↓↓↓
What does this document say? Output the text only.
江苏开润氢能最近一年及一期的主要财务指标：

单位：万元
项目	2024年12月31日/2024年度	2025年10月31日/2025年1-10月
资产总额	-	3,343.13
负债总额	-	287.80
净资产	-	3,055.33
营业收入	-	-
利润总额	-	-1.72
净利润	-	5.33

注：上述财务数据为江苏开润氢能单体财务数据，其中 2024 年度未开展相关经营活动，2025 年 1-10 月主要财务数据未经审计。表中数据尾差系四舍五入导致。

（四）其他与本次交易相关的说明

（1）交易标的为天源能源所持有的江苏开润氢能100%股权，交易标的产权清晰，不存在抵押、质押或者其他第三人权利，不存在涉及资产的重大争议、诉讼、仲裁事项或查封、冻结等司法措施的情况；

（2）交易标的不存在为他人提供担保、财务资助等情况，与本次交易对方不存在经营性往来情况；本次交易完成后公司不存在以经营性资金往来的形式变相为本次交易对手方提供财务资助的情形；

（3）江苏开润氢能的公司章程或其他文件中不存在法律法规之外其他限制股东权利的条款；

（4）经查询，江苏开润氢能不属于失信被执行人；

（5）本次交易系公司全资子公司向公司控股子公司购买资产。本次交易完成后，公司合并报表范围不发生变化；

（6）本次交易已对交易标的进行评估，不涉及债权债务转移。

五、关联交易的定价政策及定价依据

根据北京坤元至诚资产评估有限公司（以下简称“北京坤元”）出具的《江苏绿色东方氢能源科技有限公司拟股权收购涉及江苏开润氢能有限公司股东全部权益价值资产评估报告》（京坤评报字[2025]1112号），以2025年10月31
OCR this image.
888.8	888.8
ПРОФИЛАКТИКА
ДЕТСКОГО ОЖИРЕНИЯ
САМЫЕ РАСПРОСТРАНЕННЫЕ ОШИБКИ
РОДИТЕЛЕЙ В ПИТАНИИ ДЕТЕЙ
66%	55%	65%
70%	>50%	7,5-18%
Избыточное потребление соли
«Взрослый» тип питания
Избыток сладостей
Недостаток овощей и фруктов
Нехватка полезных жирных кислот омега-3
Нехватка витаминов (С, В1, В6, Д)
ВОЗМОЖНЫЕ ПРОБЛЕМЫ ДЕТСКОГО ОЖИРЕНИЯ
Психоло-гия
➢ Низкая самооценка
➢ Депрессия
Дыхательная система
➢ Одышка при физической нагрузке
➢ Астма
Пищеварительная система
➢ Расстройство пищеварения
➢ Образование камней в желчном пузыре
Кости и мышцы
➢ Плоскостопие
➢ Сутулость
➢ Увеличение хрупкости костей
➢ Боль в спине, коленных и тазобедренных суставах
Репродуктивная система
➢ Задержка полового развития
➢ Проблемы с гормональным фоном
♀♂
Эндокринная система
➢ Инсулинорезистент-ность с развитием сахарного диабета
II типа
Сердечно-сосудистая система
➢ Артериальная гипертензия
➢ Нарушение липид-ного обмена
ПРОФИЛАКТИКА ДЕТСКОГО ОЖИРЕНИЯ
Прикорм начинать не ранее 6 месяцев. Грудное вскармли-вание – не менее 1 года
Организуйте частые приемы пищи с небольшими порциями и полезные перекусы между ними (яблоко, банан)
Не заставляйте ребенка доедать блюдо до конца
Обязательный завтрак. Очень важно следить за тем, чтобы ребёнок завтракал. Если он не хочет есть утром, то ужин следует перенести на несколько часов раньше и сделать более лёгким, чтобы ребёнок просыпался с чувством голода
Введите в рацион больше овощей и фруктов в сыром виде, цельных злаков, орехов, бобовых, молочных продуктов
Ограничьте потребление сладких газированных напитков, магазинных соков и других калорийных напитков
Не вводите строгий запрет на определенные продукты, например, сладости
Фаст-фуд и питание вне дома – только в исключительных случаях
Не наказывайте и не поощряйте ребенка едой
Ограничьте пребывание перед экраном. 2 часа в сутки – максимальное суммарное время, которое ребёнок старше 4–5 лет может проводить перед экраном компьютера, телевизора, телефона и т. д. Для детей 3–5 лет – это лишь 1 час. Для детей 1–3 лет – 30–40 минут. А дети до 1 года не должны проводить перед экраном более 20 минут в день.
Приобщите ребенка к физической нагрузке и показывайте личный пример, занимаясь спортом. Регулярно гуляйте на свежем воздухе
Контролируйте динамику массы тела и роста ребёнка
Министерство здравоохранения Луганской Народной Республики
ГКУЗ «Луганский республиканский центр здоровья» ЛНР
↑↑↑
What the task requires: Copy out all of the records shown above exactly.

Answer to the task:
What does this document say? Output the text only.
江苏开润氢能最近一年及一期的主要财务指标：

单位：万元
项目	2024年12月31日/2024年度	2025年10月31日/2025年1-10月
资产总额	-	3,343.13
负债总额	-	287.80
净资产	-	3,055.33
营业收入	-	-
利润总额	-	-1.72
净利润	-	5.33

注：上述财务数据为江苏开润氢能单体财务数据，其中 2024 年度未开展相关经营活动，2025 年 1-10 月主要财务数据未经审计。表中数据尾差系四舍五入导致。

（四）其他与本次交易相关的说明

（1）交易标的为天源能源所持有的江苏开润氢能100%股权，交易标的产权清晰，不存在抵押、质押或者其他第三人权利，不存在涉及资产的重大争议、诉讼、仲裁事项或查封、冻结等司法措施的情况；

（2）交易标的不存在为他人提供担保、财务资助等情况，与本次交易对方不存在经营性往来情况；本次交易完成后公司不存在以经营性资金往来的形式变相为本次交易对手方提供财务资助的情形；

（3）江苏开润氢能的公司章程或其他文件中不存在法律法规之外其他限制股东权利的条款；

（4）经查询，江苏开润氢能不属于失信被执行人；

（5）本次交易系公司全资子公司向公司控股子公司购买资产。本次交易完成后，公司合并报表范围不发生变化；

（6）本次交易已对交易标的进行评估，不涉及债权债务转移。

五、关联交易的定价政策及定价依据

根据北京坤元至诚资产评估有限公司（以下简称“北京坤元”）出具的《江苏绿色东方氢能源科技有限公司拟股权收购涉及江苏开润氢能有限公司股东全部权益价值资产评估报告》（京坤评报字[2025]1112号），以2025年10月31
OCR this image.
888.8	888.8
ПРОФИЛАКТИКА
ДЕТСКОГО ОЖИРЕНИЯ
САМЫЕ РАСПРОСТРАНЕННЫЕ ОШИБКИ
РОДИТЕЛЕЙ В ПИТАНИИ ДЕТЕЙ
66%	55%	65%
70%	>50%	7,5-18%
Избыточное потребление соли
«Взрослый» тип питания
Избыток сладостей
Недостаток овощей и фруктов
Нехватка полезных жирных кислот омега-3
Нехватка витаминов (С, В1, В6, Д)
ВОЗМОЖНЫЕ ПРОБЛЕМЫ ДЕТСКОГО ОЖИРЕНИЯ
Психоло-гия
➢ Низкая самооценка
➢ Депрессия
Дыхательная система
➢ Одышка при физической нагрузке
➢ Астма
Пищеварительная система
➢ Расстройство пищеварения
➢ Образование камней в желчном пузыре
Кости и мышцы
➢ Плоскостопие
➢ Сутулость
➢ Увеличение хрупкости костей
➢ Боль в спине, коленных и тазобедренных суставах
Репродуктивная система
➢ Задержка полового развития
➢ Проблемы с гормональным фоном
♀♂
Эндокринная система
➢ Инсулинорезистент-ность с развитием сахарного диабета
II типа
Сердечно-сосудистая система
➢ Артериальная гипертензия
➢ Нарушение липид-ного обмена
ПРОФИЛАКТИКА ДЕТСКОГО ОЖИРЕНИЯ
Прикорм начинать не ранее 6 месяцев. Грудное вскармли-вание – не менее 1 года
Организуйте частые приемы пищи с небольшими порциями и полезные перекусы между ними (яблоко, банан)
Не заставляйте ребенка доедать блюдо до конца
Обязательный завтрак. Очень важно следить за тем, чтобы ребёнок завтракал. Если он не хочет есть утром, то ужин следует перенести на несколько часов раньше и сделать более лёгким, чтобы ребёнок просыпался с чувством голода
Введите в рацион больше овощей и фруктов в сыром виде, цельных злаков, орехов, бобовых, молочных продуктов
Ограничьте потребление сладких газированных напитков, магазинных соков и других калорийных напитков
Не вводите строгий запрет на определенные продукты, например, сладости
Фаст-фуд и питание вне дома – только в исключительных случаях
Не наказывайте и не поощряйте ребенка едой
Ограничьте пребывание перед экраном. 2 часа в сутки – максимальное суммарное время, которое ребёнок старше 4–5 лет может проводить перед экраном компьютера, телевизора, телефона и т. д. Для детей 3–5 лет – это лишь 1 час. Для детей 1–3 лет – 30–40 минут. А дети до 1 года не должны проводить перед экраном более 20 минут в день.
Приобщите ребенка к физической нагрузке и показывайте личный пример, занимаясь спортом. Регулярно гуляйте на свежем воздухе
Контролируйте динамику массы тела и роста ребёнка
Министерство здравоохранения Луганской Народной Республики
ГКУЗ «Луганский республиканский центр здоровья» ЛНР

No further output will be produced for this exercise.